Extracted material:

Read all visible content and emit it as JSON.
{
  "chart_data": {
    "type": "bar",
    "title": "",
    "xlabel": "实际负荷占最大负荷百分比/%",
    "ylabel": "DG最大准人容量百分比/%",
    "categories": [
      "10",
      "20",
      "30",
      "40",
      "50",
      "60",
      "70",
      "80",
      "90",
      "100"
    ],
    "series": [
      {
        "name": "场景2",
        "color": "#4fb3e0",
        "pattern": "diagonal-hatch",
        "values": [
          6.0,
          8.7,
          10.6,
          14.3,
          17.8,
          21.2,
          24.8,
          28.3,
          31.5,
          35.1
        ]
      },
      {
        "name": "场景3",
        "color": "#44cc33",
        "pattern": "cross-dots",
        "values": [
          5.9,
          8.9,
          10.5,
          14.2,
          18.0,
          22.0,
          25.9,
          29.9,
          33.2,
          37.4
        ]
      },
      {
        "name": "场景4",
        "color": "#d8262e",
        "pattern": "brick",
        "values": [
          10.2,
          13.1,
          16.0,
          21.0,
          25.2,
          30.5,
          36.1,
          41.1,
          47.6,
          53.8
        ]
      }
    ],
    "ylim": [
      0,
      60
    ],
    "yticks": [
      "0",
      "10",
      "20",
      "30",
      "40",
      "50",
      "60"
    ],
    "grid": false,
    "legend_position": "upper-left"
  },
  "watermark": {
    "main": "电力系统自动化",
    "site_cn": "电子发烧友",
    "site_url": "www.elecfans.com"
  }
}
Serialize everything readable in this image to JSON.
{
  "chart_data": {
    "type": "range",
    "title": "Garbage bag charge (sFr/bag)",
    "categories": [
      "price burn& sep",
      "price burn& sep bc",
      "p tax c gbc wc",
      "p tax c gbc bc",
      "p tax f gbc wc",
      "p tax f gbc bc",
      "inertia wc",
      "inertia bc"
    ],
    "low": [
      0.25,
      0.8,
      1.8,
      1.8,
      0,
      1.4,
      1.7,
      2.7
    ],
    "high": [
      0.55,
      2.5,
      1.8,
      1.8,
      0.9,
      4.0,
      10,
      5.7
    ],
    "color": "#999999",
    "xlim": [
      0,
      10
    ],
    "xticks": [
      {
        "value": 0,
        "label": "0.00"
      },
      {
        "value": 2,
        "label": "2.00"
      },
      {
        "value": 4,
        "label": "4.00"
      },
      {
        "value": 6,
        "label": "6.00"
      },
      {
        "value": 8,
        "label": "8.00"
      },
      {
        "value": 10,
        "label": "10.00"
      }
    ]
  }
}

What to do: Go through the listing and copy all of it exactly.

Response to the exercise:
Read all visible content and emit it as JSON.
{
  "chart_data": {
    "type": "bar",
    "title": "",
    "xlabel": "实际负荷占最大负荷百分比/%",
    "ylabel": "DG最大准人容量百分比/%",
    "categories": [
      "10",
      "20",
      "30",
      "40",
      "50",
      "60",
      "70",
      "80",
      "90",
      "100"
    ],
    "series": [
      {
        "name": "场景2",
        "color": "#4fb3e0",
        "pattern": "diagonal-hatch",
        "values": [
          6.0,
          8.7,
          10.6,
          14.3,
          17.8,
          21.2,
          24.8,
          28.3,
          31.5,
          35.1
        ]
      },
      {
        "name": "场景3",
        "color": "#44cc33",
        "pattern": "cross-dots",
        "values": [
          5.9,
          8.9,
          10.5,
          14.2,
          18.0,
          22.0,
          25.9,
          29.9,
          33.2,
          37.4
        ]
      },
      {
        "name": "场景4",
        "color": "#d8262e",
        "pattern": "brick",
        "values": [
          10.2,
          13.1,
          16.0,
          21.0,
          25.2,
          30.5,
          36.1,
          41.1,
          47.6,
          53.8
        ]
      }
    ],
    "ylim": [
      0,
      60
    ],
    "yticks": [
      "0",
      "10",
      "20",
      "30",
      "40",
      "50",
      "60"
    ],
    "grid": false,
    "legend_position": "upper-left"
  },
  "watermark": {
    "main": "电力系统自动化",
    "site_cn": "电子发烧友",
    "site_url": "www.elecfans.com"
  }
}
Serialize everything readable in this image to JSON.
{
  "chart_data": {
    "type": "range",
    "title": "Garbage bag charge (sFr/bag)",
    "categories": [
      "price burn& sep",
      "price burn& sep bc",
      "p tax c gbc wc",
      "p tax c gbc bc",
      "p tax f gbc wc",
      "p tax f gbc bc",
      "inertia wc",
      "inertia bc"
    ],
    "low": [
      0.25,
      0.8,
      1.8,
      1.8,
      0,
      1.4,
      1.7,
      2.7
    ],
    "high": [
      0.55,
      2.5,
      1.8,
      1.8,
      0.9,
      4.0,
      10,
      5.7
    ],
    "color": "#999999",
    "xlim": [
      0,
      10
    ],
    "xticks": [
      {
        "value": 0,
        "label": "0.00"
      },
      {
        "value": 2,
        "label": "2.00"
      },
      {
        "value": 4,
        "label": "4.00"
      },
      {
        "value": 6,
        "label": "6.00"
      },
      {
        "value": 8,
        "label": "8.00"
      },
      {
        "value": 10,
        "label": "10.00"
      }
    ]
  }
}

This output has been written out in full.